Exercise prompt:
From the entries below, extract every line that includes the word "care".

Supplied entries:
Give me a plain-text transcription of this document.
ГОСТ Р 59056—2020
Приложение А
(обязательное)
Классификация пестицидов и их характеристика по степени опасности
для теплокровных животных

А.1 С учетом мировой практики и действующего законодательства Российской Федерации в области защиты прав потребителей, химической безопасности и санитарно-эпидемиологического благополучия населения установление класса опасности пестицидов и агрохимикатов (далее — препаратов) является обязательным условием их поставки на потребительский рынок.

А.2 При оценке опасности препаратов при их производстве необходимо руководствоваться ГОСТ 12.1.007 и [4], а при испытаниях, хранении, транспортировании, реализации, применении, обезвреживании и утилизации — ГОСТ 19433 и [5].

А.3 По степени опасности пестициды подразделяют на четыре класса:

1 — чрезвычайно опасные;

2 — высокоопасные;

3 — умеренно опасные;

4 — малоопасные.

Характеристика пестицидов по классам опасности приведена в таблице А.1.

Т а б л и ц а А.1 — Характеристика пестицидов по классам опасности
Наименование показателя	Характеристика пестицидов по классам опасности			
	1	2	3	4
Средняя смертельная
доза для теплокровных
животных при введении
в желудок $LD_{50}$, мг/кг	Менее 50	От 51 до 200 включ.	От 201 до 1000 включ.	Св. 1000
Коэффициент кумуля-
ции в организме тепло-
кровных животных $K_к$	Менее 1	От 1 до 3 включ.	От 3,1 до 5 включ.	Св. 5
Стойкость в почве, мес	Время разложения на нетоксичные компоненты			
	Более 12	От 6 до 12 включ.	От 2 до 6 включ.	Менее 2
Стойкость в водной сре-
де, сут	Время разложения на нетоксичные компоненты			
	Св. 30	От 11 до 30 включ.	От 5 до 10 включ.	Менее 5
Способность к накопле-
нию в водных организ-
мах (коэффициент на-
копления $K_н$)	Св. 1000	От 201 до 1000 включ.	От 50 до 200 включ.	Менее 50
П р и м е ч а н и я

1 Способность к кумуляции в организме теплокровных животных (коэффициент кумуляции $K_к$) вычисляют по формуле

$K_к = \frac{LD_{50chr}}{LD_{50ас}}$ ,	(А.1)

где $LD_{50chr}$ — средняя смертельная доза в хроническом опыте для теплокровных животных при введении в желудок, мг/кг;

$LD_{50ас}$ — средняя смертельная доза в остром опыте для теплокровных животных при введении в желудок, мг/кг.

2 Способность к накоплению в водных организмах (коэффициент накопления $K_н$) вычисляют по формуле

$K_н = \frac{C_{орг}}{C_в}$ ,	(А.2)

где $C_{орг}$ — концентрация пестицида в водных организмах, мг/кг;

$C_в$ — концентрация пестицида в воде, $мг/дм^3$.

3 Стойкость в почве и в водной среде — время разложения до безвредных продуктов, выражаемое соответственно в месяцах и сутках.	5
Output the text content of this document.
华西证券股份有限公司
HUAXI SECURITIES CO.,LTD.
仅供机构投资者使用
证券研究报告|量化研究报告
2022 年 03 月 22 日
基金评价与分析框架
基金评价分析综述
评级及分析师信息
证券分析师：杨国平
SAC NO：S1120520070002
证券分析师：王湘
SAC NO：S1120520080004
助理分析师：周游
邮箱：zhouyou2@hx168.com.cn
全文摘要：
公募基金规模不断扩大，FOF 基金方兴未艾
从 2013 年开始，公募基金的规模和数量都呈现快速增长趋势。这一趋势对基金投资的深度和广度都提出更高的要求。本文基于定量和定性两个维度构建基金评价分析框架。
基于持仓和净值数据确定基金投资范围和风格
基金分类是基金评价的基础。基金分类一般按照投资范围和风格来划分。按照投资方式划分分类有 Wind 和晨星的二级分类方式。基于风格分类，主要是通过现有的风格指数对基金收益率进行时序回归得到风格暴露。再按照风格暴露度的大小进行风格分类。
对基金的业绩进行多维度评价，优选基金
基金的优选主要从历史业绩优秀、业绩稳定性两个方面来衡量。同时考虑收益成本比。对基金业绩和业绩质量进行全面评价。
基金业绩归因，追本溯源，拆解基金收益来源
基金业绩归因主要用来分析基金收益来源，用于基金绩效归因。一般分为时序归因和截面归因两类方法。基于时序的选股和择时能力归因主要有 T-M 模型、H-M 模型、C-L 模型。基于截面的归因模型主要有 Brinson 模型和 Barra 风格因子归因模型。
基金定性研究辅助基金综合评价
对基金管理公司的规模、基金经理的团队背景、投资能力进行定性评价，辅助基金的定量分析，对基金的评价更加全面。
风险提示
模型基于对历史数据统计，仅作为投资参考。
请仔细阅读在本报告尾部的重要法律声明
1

--

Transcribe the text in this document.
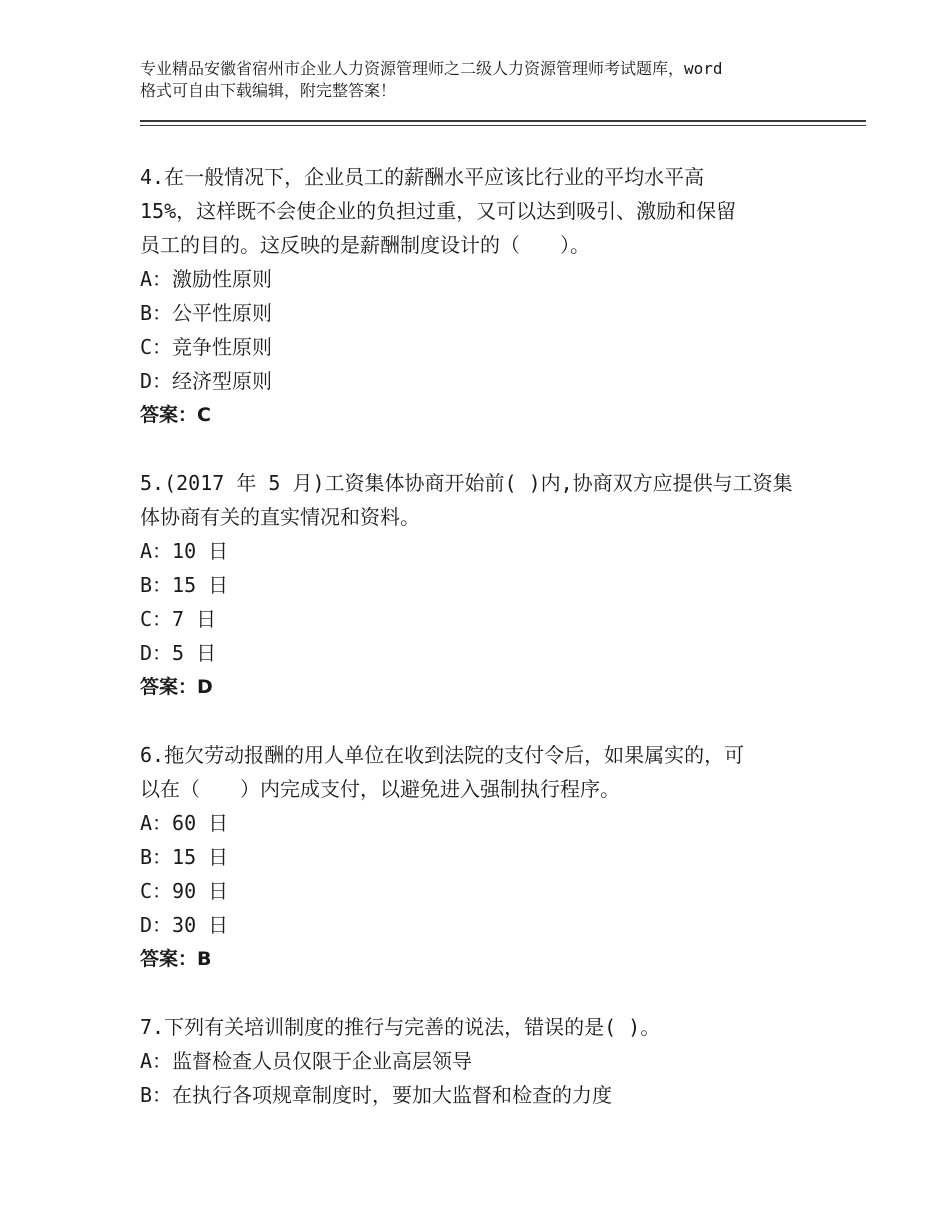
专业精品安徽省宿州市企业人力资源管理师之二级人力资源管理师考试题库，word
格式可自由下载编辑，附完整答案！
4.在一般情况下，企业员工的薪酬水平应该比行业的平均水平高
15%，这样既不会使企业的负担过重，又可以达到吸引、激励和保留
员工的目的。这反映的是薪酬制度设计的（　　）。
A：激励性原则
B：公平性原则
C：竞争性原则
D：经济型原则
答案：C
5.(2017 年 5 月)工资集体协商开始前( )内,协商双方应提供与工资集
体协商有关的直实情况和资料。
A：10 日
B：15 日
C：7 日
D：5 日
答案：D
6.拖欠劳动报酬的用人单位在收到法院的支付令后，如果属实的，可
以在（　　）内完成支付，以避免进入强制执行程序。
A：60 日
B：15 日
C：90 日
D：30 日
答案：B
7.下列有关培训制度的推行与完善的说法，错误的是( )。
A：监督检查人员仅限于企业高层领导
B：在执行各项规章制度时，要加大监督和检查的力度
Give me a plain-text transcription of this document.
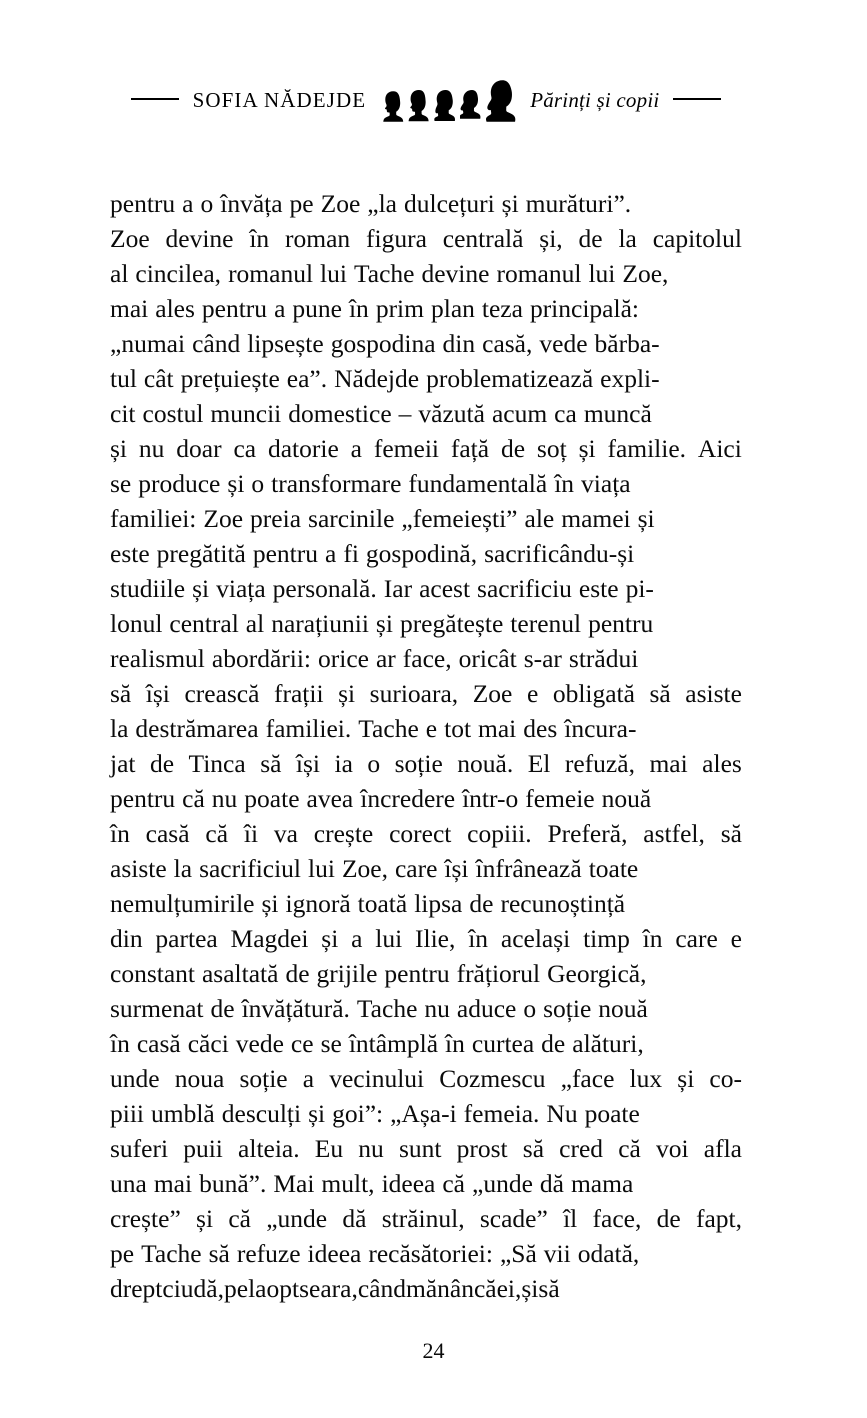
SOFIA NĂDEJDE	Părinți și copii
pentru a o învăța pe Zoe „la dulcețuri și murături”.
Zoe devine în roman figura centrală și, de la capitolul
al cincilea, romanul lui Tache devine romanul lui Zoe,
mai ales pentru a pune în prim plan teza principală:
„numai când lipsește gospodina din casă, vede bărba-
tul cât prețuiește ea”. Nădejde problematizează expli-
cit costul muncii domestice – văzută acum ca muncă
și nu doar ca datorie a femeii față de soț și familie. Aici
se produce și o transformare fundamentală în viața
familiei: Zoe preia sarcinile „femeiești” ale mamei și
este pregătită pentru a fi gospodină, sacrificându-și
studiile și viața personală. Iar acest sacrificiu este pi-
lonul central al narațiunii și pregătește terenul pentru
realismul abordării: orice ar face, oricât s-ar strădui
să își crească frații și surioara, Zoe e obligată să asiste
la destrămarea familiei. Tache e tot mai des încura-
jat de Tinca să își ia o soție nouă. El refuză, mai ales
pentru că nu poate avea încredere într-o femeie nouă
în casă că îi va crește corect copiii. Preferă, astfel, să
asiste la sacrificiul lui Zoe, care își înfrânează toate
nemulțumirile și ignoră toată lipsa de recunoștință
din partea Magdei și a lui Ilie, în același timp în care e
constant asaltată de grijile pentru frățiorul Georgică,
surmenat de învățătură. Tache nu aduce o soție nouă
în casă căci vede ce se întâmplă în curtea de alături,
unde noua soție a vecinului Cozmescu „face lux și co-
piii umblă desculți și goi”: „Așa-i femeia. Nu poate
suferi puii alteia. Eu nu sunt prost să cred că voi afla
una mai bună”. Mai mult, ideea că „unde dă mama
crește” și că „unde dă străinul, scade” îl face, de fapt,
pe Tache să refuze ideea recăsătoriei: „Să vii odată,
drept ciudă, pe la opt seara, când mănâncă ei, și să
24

Reply to the exercise:
asiste la sacrificiul lui Zoe, care își înfrânează toate
din partea Magdei și a lui Ilie, în același timp în care e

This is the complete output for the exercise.